(Stored items from a collection)

========

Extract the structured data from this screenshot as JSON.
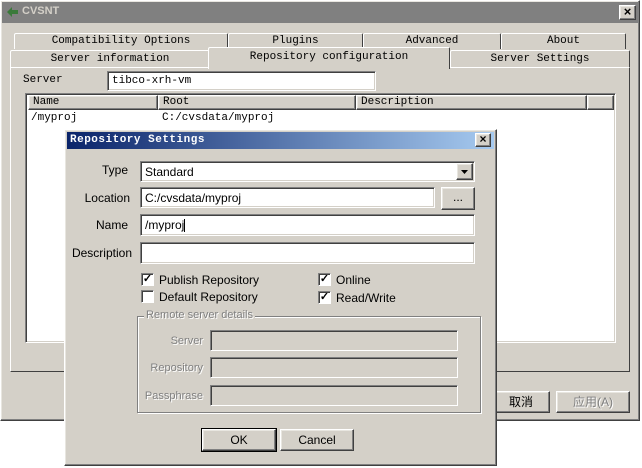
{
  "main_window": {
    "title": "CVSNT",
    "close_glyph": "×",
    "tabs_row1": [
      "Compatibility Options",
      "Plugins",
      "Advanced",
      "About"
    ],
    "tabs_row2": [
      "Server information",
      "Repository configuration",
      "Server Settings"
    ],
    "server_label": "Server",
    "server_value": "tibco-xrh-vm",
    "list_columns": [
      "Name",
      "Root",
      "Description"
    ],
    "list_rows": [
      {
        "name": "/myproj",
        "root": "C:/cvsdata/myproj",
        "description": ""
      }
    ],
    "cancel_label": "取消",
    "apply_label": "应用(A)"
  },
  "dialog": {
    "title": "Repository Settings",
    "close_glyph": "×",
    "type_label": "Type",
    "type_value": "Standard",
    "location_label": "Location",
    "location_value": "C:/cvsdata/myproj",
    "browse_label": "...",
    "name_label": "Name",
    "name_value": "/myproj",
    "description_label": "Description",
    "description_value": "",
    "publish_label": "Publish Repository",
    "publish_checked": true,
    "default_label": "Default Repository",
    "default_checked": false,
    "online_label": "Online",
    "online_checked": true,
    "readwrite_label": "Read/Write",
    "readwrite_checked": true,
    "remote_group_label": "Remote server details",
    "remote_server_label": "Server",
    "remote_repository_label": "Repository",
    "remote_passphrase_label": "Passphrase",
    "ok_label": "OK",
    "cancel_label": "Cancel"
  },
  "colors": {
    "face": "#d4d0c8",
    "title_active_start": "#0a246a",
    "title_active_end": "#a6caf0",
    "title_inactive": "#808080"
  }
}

========

What is needed is an exact reproduction of the data, pictures excluded.

RESULT FOR THIS EXERCISE
Extract the structured data from this screenshot as JSON.
{
  "main_window": {
    "title": "CVSNT",
    "close_glyph": "×",
    "tabs_row1": [
      "Compatibility Options",
      "Plugins",
      "Advanced",
      "About"
    ],
    "tabs_row2": [
      "Server information",
      "Repository configuration",
      "Server Settings"
    ],
    "server_label": "Server",
    "server_value": "tibco-xrh-vm",
    "list_columns": [
      "Name",
      "Root",
      "Description"
    ],
    "list_rows": [
      {
        "name": "/myproj",
        "root": "C:/cvsdata/myproj",
        "description": ""
      }
    ],
    "cancel_label": "取消",
    "apply_label": "应用(A)"
  },
  "dialog": {
    "title": "Repository Settings",
    "close_glyph": "×",
    "type_label": "Type",
    "type_value": "Standard",
    "location_label": "Location",
    "location_value": "C:/cvsdata/myproj",
    "browse_label": "...",
    "name_label": "Name",
    "name_value": "/myproj",
    "description_label": "Description",
    "description_value": "",
    "publish_label": "Publish Repository",
    "publish_checked": true,
    "default_label": "Default Repository",
    "default_checked": false,
    "online_label": "Online",
    "online_checked": true,
    "readwrite_label": "Read/Write",
    "readwrite_checked": true,
    "remote_group_label": "Remote server details",
    "remote_server_label": "Server",
    "remote_repository_label": "Repository",
    "remote_passphrase_label": "Passphrase",
    "ok_label": "OK",
    "cancel_label": "Cancel"
  },
  "colors": {
    "face": "#d4d0c8",
    "title_active_start": "#0a246a",
    "title_active_end": "#a6caf0",
    "title_inactive": "#808080"
  }
}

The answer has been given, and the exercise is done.